*Prompt*.
Identify all lines in the data containing the string "الأسبوع". Copy them out.

[Dataset entries on figures]
*****
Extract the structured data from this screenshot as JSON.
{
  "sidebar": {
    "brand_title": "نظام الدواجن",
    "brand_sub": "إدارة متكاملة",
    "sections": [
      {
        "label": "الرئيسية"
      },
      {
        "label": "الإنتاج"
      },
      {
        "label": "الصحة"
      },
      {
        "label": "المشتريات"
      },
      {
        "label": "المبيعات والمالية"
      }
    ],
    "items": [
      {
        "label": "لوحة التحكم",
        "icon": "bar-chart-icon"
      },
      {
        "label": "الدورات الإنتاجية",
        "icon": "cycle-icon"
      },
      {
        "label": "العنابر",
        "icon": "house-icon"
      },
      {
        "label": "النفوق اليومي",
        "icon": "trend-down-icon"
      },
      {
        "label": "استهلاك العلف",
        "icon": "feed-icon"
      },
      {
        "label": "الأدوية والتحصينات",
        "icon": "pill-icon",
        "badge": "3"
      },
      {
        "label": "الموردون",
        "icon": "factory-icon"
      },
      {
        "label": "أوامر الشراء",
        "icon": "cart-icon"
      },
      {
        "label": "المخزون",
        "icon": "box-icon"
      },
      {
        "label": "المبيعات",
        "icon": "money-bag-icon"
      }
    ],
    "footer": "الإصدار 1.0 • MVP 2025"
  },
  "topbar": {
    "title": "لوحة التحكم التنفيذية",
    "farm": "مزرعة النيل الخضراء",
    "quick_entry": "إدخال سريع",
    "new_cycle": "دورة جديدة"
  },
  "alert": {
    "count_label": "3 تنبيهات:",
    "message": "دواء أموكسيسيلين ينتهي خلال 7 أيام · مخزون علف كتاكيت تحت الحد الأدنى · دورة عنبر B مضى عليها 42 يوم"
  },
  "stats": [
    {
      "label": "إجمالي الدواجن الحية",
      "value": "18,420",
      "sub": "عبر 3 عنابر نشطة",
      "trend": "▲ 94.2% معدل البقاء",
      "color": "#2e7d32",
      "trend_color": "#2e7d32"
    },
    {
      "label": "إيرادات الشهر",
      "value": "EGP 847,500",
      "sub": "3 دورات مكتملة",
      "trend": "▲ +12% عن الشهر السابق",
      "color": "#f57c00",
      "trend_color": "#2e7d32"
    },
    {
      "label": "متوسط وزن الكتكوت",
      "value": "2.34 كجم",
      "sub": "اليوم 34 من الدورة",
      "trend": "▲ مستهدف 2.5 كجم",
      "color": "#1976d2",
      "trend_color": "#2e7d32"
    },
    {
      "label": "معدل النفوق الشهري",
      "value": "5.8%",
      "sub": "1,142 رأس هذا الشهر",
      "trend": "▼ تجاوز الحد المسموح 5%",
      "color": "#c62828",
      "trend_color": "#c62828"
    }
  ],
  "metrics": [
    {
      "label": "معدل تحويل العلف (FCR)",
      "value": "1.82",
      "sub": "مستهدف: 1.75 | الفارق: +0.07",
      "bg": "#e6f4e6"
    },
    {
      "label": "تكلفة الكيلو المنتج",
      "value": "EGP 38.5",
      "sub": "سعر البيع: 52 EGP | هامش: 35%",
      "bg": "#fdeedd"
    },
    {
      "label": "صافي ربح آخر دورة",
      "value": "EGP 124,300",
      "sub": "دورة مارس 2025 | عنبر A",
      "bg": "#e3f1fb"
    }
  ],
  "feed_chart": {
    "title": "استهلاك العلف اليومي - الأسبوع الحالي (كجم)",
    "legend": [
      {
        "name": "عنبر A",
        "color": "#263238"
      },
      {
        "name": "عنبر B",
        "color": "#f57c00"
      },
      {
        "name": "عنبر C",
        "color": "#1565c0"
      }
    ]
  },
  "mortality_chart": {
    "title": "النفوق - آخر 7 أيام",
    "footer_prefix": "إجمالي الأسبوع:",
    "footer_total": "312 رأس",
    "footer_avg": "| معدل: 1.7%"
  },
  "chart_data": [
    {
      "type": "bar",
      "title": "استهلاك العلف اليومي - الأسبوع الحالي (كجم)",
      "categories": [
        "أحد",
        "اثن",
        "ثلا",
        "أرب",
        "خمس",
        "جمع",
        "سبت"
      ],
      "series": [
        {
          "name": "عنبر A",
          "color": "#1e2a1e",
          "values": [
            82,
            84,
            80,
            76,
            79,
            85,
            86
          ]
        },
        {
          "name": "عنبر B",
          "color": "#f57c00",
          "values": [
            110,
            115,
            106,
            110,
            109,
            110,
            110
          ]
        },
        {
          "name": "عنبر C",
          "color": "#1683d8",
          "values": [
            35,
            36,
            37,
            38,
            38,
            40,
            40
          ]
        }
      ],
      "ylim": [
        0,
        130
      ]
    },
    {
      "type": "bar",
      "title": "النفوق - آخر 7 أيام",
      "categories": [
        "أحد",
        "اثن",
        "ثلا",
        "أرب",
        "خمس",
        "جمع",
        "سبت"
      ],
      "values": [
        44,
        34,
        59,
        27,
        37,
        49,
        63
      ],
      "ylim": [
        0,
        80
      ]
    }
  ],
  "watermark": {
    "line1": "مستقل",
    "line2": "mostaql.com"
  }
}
*****
*Solution for this problem*.
    "title": "استهلاك العلف اليومي - الأسبوع الحالي (كجم)",
    "footer_prefix": "إجمالي الأسبوع:",
      "title": "استهلاك العلف اليومي - الأسبوع الحالي (كجم)",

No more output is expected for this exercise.